_Aim of the task_: Copy every line of the entries that includes the word "không".
• • • • • • •
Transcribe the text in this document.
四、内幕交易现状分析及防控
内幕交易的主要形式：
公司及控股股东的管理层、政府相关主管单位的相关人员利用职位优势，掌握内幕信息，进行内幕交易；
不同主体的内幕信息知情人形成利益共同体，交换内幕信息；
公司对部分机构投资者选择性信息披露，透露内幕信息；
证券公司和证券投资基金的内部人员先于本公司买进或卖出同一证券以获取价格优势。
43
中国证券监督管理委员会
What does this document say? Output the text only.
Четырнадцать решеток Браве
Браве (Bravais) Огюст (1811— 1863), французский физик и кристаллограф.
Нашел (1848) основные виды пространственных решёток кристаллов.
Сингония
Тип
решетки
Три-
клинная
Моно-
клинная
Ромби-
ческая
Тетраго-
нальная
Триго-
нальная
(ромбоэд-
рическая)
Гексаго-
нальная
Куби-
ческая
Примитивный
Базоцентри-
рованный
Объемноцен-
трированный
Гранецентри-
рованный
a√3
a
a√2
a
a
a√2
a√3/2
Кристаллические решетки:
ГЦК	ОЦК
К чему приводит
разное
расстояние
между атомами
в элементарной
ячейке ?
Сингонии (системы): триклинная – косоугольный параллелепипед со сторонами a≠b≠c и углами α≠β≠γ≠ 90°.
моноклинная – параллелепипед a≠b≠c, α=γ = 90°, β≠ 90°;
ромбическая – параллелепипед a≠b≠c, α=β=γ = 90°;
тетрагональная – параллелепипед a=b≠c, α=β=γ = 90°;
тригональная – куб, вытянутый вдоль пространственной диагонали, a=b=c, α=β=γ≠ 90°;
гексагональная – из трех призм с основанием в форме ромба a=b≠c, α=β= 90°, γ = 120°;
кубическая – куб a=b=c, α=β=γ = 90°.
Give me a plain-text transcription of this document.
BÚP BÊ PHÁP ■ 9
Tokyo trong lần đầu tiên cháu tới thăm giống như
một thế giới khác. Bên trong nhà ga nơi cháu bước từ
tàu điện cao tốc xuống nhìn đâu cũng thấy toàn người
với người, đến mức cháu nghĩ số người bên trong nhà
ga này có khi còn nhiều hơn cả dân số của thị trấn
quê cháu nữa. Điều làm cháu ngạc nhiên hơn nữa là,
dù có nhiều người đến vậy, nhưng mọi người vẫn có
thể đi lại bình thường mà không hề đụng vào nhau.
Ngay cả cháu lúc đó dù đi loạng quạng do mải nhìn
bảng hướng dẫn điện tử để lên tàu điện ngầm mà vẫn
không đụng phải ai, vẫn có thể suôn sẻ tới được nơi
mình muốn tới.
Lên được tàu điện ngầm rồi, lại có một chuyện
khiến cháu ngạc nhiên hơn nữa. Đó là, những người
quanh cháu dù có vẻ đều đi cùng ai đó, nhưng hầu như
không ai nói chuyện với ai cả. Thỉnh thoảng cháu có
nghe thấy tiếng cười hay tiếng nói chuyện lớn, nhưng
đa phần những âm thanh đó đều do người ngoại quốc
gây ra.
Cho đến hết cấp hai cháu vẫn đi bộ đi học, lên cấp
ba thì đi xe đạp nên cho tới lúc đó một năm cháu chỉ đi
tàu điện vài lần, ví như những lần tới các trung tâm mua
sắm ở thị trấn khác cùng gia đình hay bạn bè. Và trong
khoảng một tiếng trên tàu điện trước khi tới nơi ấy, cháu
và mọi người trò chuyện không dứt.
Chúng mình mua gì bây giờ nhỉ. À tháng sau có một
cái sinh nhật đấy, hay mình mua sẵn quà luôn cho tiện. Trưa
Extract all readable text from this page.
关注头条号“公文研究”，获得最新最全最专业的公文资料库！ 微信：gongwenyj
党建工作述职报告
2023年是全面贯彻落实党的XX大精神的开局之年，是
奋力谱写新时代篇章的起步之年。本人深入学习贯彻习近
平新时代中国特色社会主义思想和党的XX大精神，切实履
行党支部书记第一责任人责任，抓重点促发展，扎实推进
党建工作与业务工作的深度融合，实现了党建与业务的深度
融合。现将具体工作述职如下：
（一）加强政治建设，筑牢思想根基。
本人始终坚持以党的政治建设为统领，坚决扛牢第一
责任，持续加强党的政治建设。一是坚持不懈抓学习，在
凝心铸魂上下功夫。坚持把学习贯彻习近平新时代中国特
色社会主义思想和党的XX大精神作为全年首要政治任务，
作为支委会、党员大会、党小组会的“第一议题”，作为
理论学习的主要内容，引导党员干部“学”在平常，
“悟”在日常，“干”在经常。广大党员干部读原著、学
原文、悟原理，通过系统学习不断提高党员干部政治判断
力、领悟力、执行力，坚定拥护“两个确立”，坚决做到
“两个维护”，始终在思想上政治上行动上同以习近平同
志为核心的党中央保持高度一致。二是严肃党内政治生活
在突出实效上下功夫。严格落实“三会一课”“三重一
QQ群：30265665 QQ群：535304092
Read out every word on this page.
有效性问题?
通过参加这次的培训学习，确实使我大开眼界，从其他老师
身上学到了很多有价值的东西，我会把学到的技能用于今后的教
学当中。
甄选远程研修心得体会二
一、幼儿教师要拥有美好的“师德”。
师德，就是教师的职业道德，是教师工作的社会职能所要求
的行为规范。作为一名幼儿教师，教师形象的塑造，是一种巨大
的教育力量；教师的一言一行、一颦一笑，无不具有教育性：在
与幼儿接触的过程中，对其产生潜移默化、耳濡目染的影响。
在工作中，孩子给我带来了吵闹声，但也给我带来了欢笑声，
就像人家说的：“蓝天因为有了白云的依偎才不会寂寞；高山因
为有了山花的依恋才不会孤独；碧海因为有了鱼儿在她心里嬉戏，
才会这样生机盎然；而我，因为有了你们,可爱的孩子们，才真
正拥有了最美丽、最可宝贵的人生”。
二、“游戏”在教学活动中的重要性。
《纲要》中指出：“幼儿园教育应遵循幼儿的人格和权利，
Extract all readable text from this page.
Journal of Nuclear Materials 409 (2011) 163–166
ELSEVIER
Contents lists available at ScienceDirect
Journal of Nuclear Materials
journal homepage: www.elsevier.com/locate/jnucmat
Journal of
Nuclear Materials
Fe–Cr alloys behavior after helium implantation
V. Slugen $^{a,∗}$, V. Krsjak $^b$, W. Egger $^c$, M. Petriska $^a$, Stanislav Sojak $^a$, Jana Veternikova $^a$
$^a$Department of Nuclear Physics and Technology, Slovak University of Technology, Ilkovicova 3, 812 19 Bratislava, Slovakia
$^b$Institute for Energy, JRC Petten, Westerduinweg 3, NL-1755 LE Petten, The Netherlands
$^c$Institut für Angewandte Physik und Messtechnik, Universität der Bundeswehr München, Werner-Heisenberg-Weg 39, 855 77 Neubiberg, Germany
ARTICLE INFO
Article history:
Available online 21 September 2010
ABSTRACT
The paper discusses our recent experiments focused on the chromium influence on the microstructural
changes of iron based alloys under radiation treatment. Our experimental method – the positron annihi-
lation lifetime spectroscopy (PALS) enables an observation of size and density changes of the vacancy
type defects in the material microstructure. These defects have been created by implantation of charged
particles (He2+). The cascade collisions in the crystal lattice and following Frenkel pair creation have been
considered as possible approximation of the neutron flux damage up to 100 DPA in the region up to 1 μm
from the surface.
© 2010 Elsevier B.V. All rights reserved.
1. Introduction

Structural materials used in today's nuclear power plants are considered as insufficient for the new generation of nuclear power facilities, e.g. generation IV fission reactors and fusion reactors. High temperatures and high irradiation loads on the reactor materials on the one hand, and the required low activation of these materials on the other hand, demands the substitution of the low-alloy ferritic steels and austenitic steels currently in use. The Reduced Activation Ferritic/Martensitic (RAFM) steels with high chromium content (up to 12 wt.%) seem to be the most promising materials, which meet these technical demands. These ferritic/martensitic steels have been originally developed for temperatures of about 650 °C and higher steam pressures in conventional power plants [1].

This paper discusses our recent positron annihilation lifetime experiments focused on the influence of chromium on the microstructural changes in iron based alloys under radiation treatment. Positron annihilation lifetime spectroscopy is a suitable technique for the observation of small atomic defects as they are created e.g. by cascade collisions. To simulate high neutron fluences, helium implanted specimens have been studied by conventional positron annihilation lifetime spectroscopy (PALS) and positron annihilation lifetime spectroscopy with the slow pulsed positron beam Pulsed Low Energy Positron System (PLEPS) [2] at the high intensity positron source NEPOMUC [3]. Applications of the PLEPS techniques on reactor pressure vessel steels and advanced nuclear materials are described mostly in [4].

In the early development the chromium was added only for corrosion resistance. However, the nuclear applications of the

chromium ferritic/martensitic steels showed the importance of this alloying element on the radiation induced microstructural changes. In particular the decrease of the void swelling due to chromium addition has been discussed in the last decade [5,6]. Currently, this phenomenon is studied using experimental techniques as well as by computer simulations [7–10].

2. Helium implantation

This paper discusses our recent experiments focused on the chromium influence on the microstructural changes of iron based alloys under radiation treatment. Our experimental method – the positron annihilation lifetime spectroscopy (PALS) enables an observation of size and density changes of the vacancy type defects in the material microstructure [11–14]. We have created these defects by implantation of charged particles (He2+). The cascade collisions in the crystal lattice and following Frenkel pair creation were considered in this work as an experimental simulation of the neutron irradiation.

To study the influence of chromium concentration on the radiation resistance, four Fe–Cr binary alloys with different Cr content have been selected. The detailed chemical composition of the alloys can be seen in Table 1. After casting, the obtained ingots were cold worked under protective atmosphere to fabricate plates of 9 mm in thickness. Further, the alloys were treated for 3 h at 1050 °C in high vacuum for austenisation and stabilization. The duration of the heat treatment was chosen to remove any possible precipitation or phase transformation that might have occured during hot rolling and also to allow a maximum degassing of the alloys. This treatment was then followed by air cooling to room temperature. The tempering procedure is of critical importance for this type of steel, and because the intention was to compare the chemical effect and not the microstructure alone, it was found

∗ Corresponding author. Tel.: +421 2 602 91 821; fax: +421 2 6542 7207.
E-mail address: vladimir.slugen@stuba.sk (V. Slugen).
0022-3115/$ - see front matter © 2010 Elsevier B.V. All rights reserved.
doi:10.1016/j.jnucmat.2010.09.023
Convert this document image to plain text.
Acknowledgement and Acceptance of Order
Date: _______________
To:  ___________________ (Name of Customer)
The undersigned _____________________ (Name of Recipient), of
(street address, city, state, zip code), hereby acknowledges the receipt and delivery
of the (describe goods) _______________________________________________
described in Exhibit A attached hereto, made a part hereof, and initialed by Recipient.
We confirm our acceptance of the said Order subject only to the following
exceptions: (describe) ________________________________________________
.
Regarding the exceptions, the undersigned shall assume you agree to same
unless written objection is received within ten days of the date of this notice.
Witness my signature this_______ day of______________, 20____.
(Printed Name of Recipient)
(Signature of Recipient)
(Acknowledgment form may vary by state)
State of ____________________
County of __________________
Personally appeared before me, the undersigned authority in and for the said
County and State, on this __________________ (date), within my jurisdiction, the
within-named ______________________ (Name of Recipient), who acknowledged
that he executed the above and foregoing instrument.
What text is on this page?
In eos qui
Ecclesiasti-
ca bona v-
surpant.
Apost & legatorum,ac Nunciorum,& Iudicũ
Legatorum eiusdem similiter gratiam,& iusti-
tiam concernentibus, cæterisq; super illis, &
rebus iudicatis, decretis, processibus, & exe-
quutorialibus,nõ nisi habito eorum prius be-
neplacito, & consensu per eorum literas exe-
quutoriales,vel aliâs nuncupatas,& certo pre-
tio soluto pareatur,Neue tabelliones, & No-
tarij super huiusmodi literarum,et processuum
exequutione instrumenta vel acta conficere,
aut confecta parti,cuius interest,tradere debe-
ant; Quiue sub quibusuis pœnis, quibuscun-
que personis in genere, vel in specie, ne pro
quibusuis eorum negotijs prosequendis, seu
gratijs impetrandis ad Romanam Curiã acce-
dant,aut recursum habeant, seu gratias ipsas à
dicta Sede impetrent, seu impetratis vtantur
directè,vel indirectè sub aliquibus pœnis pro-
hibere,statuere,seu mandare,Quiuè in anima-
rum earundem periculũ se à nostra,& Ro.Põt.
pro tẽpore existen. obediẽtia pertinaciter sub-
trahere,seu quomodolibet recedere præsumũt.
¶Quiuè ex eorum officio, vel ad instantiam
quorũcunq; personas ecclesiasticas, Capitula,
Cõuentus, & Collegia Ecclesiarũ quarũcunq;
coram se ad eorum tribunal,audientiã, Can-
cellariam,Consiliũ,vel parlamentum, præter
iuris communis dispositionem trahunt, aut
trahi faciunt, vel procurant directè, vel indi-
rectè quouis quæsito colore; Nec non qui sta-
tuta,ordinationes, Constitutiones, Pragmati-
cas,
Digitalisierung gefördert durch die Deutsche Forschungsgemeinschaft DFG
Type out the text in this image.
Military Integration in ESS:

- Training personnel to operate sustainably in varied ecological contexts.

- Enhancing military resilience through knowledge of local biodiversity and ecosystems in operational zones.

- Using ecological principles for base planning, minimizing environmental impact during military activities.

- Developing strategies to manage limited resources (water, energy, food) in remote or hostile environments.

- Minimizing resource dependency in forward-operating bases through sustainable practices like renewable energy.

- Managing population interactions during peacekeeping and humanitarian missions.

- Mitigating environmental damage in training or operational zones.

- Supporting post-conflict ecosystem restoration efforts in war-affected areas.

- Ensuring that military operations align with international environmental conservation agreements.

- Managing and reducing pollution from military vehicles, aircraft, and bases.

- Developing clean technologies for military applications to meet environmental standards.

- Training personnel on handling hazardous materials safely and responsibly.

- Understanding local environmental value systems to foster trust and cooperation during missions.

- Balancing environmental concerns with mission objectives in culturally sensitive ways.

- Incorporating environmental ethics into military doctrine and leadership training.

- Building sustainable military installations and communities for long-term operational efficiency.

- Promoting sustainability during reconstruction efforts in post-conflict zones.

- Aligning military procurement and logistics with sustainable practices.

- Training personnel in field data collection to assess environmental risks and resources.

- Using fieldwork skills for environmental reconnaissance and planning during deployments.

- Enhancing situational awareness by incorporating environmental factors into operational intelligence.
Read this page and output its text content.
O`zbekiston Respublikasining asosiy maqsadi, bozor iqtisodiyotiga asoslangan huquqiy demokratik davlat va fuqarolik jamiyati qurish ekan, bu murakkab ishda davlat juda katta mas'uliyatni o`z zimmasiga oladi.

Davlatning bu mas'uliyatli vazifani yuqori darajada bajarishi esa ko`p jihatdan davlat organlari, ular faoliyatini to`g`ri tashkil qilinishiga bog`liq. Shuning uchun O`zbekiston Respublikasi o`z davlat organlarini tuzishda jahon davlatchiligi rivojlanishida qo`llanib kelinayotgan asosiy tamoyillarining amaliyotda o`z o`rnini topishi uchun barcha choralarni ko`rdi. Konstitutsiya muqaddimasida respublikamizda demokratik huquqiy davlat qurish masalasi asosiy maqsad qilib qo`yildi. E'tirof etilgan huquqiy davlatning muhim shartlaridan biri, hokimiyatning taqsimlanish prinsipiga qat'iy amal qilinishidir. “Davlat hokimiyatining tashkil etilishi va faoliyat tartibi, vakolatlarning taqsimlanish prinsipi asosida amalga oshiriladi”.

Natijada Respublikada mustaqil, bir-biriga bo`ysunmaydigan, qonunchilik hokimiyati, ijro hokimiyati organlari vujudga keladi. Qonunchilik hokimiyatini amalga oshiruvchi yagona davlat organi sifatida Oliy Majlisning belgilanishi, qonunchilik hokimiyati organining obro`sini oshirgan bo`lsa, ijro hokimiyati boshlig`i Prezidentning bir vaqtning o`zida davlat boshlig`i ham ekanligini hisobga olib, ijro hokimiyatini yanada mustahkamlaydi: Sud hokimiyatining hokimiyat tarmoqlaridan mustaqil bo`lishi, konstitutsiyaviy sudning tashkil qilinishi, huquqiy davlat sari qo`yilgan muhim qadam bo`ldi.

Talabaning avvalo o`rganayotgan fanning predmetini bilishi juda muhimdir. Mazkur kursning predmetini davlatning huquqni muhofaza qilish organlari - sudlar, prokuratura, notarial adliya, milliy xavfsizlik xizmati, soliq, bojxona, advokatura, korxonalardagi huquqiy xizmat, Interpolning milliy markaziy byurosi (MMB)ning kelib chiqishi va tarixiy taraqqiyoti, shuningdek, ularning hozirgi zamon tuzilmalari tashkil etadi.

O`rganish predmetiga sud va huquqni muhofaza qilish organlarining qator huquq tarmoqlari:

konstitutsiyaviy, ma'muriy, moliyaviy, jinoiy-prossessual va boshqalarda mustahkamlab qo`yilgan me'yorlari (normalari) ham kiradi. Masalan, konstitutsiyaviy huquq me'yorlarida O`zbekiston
• • • • • • •
_Output for this task_:
thể đi lại bình thường mà không hề đụng vào nhau.
không đụng phải ai, vẫn có thể suôn sẻ tới được nơi
không ai nói chuyện với ai cả. Thỉnh thoảng cháu có
và mọi người trò chuyện không dứt.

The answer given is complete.